(Problem requirements) Pick out every line in the data below that holds "изложить".

(The input)
──────────
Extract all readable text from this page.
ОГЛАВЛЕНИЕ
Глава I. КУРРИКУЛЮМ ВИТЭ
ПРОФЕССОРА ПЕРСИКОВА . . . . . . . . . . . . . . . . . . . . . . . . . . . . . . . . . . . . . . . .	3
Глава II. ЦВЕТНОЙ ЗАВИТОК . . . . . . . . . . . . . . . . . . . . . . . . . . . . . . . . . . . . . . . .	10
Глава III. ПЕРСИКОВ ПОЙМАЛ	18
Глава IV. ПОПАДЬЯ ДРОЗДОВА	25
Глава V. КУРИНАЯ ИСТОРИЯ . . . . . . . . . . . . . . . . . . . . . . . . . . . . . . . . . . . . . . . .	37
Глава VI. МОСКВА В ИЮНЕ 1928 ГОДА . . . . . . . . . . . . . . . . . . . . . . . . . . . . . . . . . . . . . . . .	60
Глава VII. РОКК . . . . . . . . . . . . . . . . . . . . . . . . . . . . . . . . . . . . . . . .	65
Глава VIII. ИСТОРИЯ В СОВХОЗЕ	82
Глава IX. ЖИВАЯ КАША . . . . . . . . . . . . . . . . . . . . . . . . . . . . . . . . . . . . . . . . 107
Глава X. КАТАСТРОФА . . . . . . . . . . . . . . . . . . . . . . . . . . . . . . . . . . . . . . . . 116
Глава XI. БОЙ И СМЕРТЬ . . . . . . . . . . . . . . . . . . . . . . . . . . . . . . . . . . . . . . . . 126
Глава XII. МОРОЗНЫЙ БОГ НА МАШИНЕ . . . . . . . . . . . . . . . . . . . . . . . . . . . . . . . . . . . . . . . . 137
──────────
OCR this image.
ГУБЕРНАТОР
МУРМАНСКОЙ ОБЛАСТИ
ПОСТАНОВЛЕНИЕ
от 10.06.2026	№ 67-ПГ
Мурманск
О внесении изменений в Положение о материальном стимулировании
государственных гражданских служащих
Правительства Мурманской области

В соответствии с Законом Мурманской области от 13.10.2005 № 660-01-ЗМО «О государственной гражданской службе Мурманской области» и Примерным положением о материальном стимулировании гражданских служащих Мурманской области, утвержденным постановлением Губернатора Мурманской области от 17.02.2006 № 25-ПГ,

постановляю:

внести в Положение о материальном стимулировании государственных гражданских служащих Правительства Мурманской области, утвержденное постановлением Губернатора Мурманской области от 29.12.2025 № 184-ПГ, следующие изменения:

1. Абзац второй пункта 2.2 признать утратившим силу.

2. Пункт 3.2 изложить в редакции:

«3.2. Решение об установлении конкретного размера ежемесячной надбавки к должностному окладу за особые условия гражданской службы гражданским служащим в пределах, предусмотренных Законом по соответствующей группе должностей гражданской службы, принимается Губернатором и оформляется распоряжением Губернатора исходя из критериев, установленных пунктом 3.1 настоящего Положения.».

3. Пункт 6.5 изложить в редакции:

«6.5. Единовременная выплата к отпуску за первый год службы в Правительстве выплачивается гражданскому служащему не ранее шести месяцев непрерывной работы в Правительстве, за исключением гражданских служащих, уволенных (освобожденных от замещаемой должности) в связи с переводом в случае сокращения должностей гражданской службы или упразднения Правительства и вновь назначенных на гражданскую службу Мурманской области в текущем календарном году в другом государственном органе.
──────────
(Exercise response)
2. Пункт 3.2 изложить в редакции:
3. Пункт 6.5 изложить в редакции:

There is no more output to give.